**EXERCISE INSTRUCTIONS**: Return each line holding the string "종사기준".
== INFORMATION PROVIDED
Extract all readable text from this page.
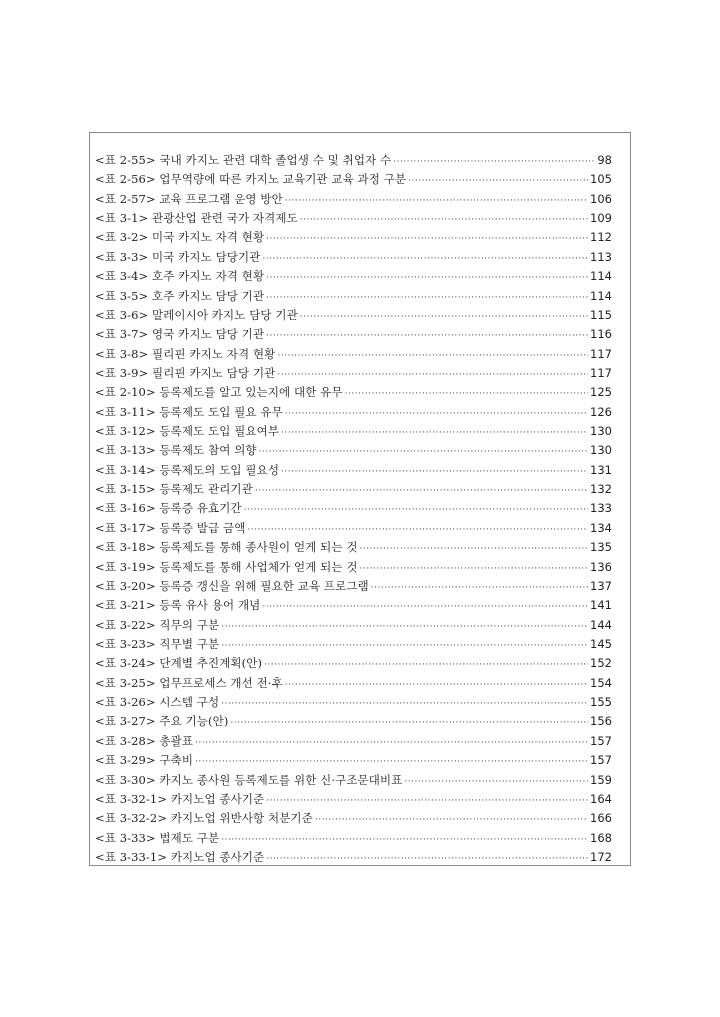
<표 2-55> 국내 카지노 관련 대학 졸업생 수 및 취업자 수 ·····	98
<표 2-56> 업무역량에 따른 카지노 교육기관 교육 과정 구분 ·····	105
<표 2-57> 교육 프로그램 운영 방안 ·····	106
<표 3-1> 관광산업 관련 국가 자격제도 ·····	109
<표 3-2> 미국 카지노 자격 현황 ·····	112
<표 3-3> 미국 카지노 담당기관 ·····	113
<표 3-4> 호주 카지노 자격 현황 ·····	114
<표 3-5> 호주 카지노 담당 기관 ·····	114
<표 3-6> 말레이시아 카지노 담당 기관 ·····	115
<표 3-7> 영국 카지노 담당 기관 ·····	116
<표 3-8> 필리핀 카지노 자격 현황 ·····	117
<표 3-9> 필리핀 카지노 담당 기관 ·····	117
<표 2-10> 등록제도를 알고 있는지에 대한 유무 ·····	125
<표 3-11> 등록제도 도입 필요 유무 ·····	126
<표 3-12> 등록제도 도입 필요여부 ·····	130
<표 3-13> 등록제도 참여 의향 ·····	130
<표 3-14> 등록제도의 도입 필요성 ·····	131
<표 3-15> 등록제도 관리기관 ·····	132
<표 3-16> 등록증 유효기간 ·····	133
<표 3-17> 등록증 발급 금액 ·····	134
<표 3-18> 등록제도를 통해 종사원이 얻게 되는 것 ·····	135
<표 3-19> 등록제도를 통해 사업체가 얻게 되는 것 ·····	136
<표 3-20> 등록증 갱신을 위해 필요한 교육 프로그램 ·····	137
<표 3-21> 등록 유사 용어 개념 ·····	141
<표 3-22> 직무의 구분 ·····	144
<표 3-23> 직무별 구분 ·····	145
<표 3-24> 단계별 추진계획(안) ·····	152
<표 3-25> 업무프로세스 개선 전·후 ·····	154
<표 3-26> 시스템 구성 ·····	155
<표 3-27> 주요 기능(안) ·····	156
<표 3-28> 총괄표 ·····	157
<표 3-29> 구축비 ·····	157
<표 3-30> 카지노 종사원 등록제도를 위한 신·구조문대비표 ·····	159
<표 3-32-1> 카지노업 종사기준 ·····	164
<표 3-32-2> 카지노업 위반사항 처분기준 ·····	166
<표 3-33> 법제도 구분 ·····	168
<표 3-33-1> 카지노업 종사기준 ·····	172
====
**SOLUTION**:
<표 3-32-1> 카지노업 종사기준 ·····	164
<표 3-33-1> 카지노업 종사기준 ·····	172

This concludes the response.